Go through the entries below and collect each line with the string "name" in it.

╭─ Dataset content

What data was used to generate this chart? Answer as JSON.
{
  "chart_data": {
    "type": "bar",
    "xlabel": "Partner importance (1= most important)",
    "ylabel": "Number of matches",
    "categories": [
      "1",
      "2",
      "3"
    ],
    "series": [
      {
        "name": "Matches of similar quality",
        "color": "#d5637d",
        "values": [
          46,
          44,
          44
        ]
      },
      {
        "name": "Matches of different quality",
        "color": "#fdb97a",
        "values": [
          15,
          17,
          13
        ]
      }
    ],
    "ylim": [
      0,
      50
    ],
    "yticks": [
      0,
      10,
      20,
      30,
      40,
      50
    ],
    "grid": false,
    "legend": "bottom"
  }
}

╰─

Result =
        "name": "Matches of similar quality",
        "name": "Matches of different quality",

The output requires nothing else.